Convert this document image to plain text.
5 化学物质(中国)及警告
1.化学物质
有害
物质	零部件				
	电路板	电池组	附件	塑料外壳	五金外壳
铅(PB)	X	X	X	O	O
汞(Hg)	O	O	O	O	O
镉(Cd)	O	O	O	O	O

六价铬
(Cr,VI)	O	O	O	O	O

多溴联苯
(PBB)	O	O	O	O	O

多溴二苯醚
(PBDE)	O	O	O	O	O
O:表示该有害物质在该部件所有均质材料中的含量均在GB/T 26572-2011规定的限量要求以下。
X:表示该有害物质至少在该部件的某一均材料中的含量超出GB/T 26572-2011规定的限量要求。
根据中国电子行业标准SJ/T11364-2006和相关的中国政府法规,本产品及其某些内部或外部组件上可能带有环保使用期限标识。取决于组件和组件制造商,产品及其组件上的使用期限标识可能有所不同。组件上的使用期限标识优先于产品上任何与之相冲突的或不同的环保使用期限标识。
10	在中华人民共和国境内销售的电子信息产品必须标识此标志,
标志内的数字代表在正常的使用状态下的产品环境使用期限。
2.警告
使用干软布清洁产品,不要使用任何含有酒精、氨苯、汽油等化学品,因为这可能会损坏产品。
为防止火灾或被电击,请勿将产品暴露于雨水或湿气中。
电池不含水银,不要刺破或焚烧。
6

→ Task requirements
Each entry above is to be printed again exactly.

→ Full output
Convert this document image to plain text.
5 化学物质(中国)及警告
1.化学物质
有害
物质	零部件				
	电路板	电池组	附件	塑料外壳	五金外壳
铅(PB)	X	X	X	O	O
汞(Hg)	O	O	O	O	O
镉(Cd)	O	O	O	O	O

六价铬
(Cr,VI)	O	O	O	O	O

多溴联苯
(PBB)	O	O	O	O	O

多溴二苯醚
(PBDE)	O	O	O	O	O
O:表示该有害物质在该部件所有均质材料中的含量均在GB/T 26572-2011规定的限量要求以下。
X:表示该有害物质至少在该部件的某一均材料中的含量超出GB/T 26572-2011规定的限量要求。
根据中国电子行业标准SJ/T11364-2006和相关的中国政府法规,本产品及其某些内部或外部组件上可能带有环保使用期限标识。取决于组件和组件制造商,产品及其组件上的使用期限标识可能有所不同。组件上的使用期限标识优先于产品上任何与之相冲突的或不同的环保使用期限标识。
10	在中华人民共和国境内销售的电子信息产品必须标识此标志,
标志内的数字代表在正常的使用状态下的产品环境使用期限。
2.警告
使用干软布清洁产品,不要使用任何含有酒精、氨苯、汽油等化学品,因为这可能会损坏产品。
为防止火灾或被电击,请勿将产品暴露于雨水或湿气中。
电池不含水银,不要刺破或焚烧。
6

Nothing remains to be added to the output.